# GIVEN PROBLEM:
Without further comment, state how many lines in the listing below contain the word "name".
** Start INPUT **
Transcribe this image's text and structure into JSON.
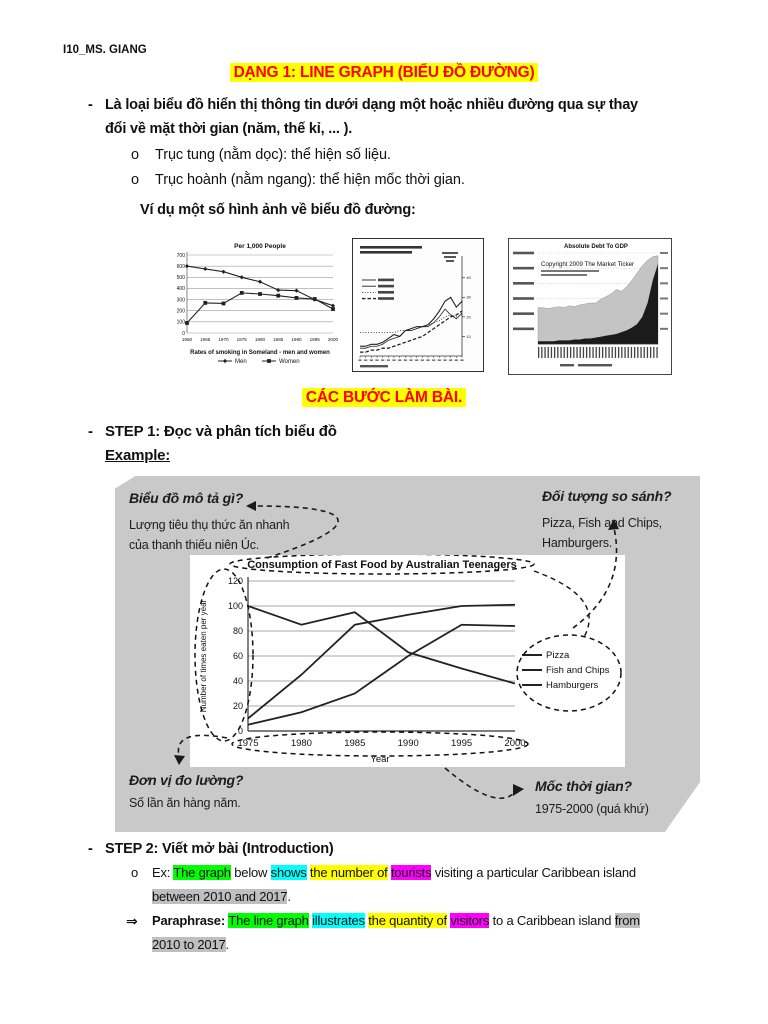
{
  "colors": {
    "red": "#ff0000",
    "yellow": "#ffff00",
    "green": "#00ff00",
    "cyan": "#00ffff",
    "magenta": "#ff00ff",
    "gray": "#bfbfbf",
    "figure_bg": "#c9c9c9"
  },
  "header": "I10_MS. GIANG",
  "title": "DẠNG 1: LINE GRAPH (BIỂU ĐỒ ĐƯỜNG)",
  "bullet_dash": "-",
  "sub_bullet": "o",
  "intro": {
    "line1": "Là loại biểu đồ hiển thị thông tin dưới dạng một hoặc nhiều đường qua sự thay",
    "line2": "đổi về mặt thời gian (năm, thế kỉ, ... ).",
    "sub1": "Trục tung (nằm dọc): thể hiện số liệu.",
    "sub2": "Trục hoành (nằm ngang): thể hiện mốc thời gian.",
    "examples_caption": "Ví dụ một số hình ảnh về biểu đồ đường:"
  },
  "section_heading": "CÁC BƯỚC LÀM BÀI.",
  "step1": {
    "heading": "STEP 1: Đọc và phân tích biểu đồ",
    "example_label": "Example:"
  },
  "figure": {
    "q_describe": "Biểu đồ mô tả gì?",
    "a_describe_1": "Lượng tiêu thụ thức ăn nhanh",
    "a_describe_2": "của thanh thiếu niên Úc.",
    "q_compare": "Đối tượng so sánh?",
    "a_compare_1": "Pizza, Fish and Chips,",
    "a_compare_2": "Hamburgers.",
    "q_unit": "Đơn vị đo lường?",
    "a_unit": "Số lần ăn hàng năm.",
    "q_time": "Mốc thời gian?",
    "a_time": "1975-2000 (quá khứ)"
  },
  "step2": {
    "heading": "STEP 2: Viết mở bài (Introduction)",
    "arrow_bullet": "⇒",
    "ex_line1": [
      {
        "t": "Ex: "
      },
      {
        "t": "The graph",
        "bg": "green"
      },
      {
        "t": " below "
      },
      {
        "t": "shows",
        "bg": "cyan"
      },
      {
        "t": " "
      },
      {
        "t": "the number of",
        "bg": "yellow"
      },
      {
        "t": " "
      },
      {
        "t": "tourists",
        "bg": "magenta"
      },
      {
        "t": " visiting a particular Caribbean island"
      }
    ],
    "ex_line2": [
      {
        "t": "between 2010 and 2017",
        "bg": "gray"
      },
      {
        "t": "."
      }
    ],
    "para_line1": [
      {
        "t": "Paraphrase: ",
        "b": true
      },
      {
        "t": "The line graph",
        "bg": "green"
      },
      {
        "t": " "
      },
      {
        "t": "illustrates",
        "bg": "cyan"
      },
      {
        "t": " "
      },
      {
        "t": "the quantity of",
        "bg": "yellow"
      },
      {
        "t": " "
      },
      {
        "t": "visitors",
        "bg": "magenta"
      },
      {
        "t": " to a Caribbean island "
      },
      {
        "t": "from",
        "bg": "gray"
      }
    ],
    "para_line2": [
      {
        "t": "2010 to 2017",
        "bg": "gray"
      },
      {
        "t": "."
      }
    ]
  },
  "chart_data": [
    {
      "id": "smoking",
      "type": "line",
      "title": "Per 1,000 People",
      "caption": "Rates of smoking in Someland - men and women",
      "x": [
        1960,
        1965,
        1970,
        1975,
        1980,
        1985,
        1990,
        1995,
        2000
      ],
      "ylim": [
        0,
        700
      ],
      "yticks": [
        0,
        100,
        200,
        300,
        400,
        500,
        600,
        700
      ],
      "legend_position": "bottom",
      "series": [
        {
          "name": "Men",
          "marker": "diamond",
          "values": [
            600,
            575,
            550,
            500,
            460,
            385,
            380,
            300,
            245
          ]
        },
        {
          "name": "Women",
          "marker": "square",
          "values": [
            90,
            270,
            265,
            360,
            350,
            335,
            315,
            305,
            215
          ]
        }
      ]
    },
    {
      "id": "students",
      "type": "line",
      "note": "scanned chart, title and legend text illegible; four rising lines 1982-2000",
      "right_axis_ticks": [
        40,
        30,
        20,
        10
      ],
      "ylim": [
        0,
        45
      ],
      "series": [
        {
          "dash": "solid",
          "values": [
            5,
            5,
            6,
            6,
            7,
            9,
            11,
            10,
            13,
            14,
            15,
            15,
            16,
            19,
            23,
            28,
            30,
            25,
            28
          ]
        },
        {
          "dash": "solid",
          "values": [
            4,
            4,
            5,
            5,
            6,
            8,
            9,
            10,
            13,
            13,
            14,
            15,
            15,
            17,
            20,
            24,
            21,
            19,
            22
          ]
        },
        {
          "dash": "dot",
          "values": [
            12,
            12,
            12,
            12,
            12,
            12,
            12,
            13,
            13,
            13,
            14,
            15,
            16,
            17,
            18,
            20,
            21,
            20,
            21
          ]
        },
        {
          "dash": "dash",
          "values": [
            2,
            2,
            3,
            3,
            4,
            4,
            5,
            6,
            7,
            8,
            9,
            10,
            12,
            14,
            16,
            18,
            20,
            21,
            23
          ]
        }
      ]
    },
    {
      "id": "debt",
      "type": "area",
      "title": "Absolute Debt To GDP",
      "watermark": "Copyright 2009 The Market Ticker",
      "ylim": [
        0,
        100
      ],
      "series": [
        {
          "name": "light",
          "values": [
            40,
            40,
            39,
            40,
            41,
            40,
            42,
            41,
            43,
            44,
            45,
            45,
            49,
            52,
            55,
            60,
            58,
            63,
            70,
            78,
            86,
            92,
            96,
            97
          ]
        },
        {
          "name": "dark",
          "values": [
            3,
            3,
            3,
            3,
            4,
            4,
            4,
            5,
            5,
            6,
            6,
            7,
            8,
            9,
            10,
            11,
            13,
            15,
            18,
            22,
            30,
            45,
            70,
            88
          ]
        }
      ]
    },
    {
      "id": "fastfood",
      "type": "line",
      "title": "Consumption of Fast Food by Australian Teenagers",
      "xlabel": "Year",
      "ylabel": "Number of times eaten per year",
      "x": [
        1975,
        1980,
        1985,
        1990,
        1995,
        2000
      ],
      "ylim": [
        0,
        120
      ],
      "yticks": [
        0,
        20,
        40,
        60,
        80,
        100,
        120
      ],
      "legend_position": "right",
      "series": [
        {
          "name": "Pizza",
          "values": [
            5,
            15,
            30,
            60,
            85,
            84
          ]
        },
        {
          "name": "Fish and Chips",
          "values": [
            100,
            85,
            95,
            63,
            50,
            38
          ]
        },
        {
          "name": "Hamburgers",
          "values": [
            10,
            45,
            85,
            93,
            100,
            101
          ]
        }
      ]
    }
  ]
}
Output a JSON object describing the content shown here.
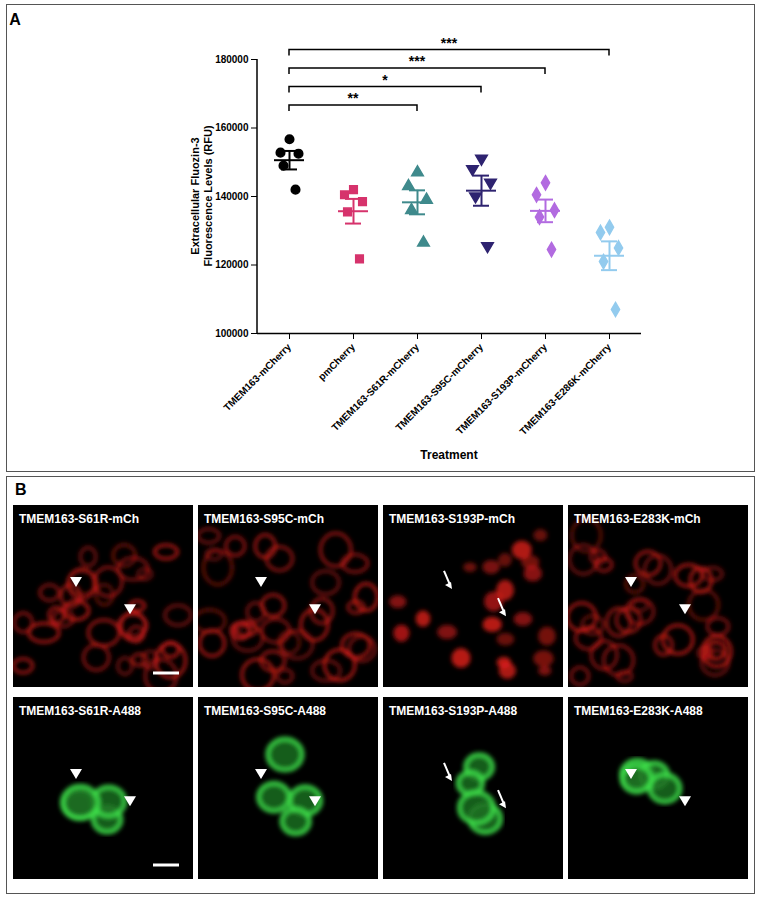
{
  "chart_data": {
    "type": "scatter",
    "panel_label": "A",
    "xlabel": "Treatment",
    "ylabel": "Extracellular Fluozin-3\nFluorescence Levels (RFU)",
    "categories": [
      "TMEM163-mCherry",
      "pmCherry",
      "TMEM163-S61R-mCherry",
      "TMEM163-S95C-mCherry",
      "TMEM163-S193P-mCherry",
      "TMEM163-E286K-mCherry"
    ],
    "points": [
      [
        156700,
        152800,
        152500,
        149000,
        142000
      ],
      [
        142000,
        140500,
        138500,
        135500,
        121800
      ],
      [
        147000,
        143000,
        139000,
        136000,
        126500
      ],
      [
        151000,
        148000,
        144000,
        140000,
        125500
      ],
      [
        144000,
        140500,
        136000,
        134000,
        124500
      ],
      [
        131000,
        129500,
        125000,
        121000,
        107000
      ]
    ],
    "mean": [
      150600,
      135700,
      138300,
      141700,
      135800,
      122700
    ],
    "sem": [
      2700,
      3600,
      3500,
      4400,
      3300,
      4200
    ],
    "colors": [
      "#000000",
      "#d6336c",
      "#3f8a8c",
      "#2e2370",
      "#b26be0",
      "#93cbee"
    ],
    "markers": [
      "circle",
      "square",
      "triangle",
      "triangle-down",
      "diamond",
      "diamond"
    ],
    "ylim": [
      100000,
      180000
    ],
    "yticks": [
      100000,
      120000,
      140000,
      160000,
      180000
    ],
    "grid": false,
    "significance": [
      {
        "from": "TMEM163-mCherry",
        "to": "TMEM163-S61R-mCherry",
        "label": "**"
      },
      {
        "from": "TMEM163-mCherry",
        "to": "TMEM163-S95C-mCherry",
        "label": "*"
      },
      {
        "from": "TMEM163-mCherry",
        "to": "TMEM163-S193P-mCherry",
        "label": "***"
      },
      {
        "from": "TMEM163-mCherry",
        "to": "TMEM163-E286K-mCherry",
        "label": "***"
      }
    ]
  },
  "image_panel": {
    "panel_label": "B",
    "rows": [
      [
        "TMEM163-S61R-mCh",
        "TMEM163-S95C-mCh",
        "TMEM163-S193P-mCh",
        "TMEM163-E283K-mCh"
      ],
      [
        "TMEM163-S61R-A488",
        "TMEM163-S95C-A488",
        "TMEM163-S193P-A488",
        "TMEM163-E283K-A488"
      ]
    ]
  }
}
** End INPUT **
# THE RESULT:
7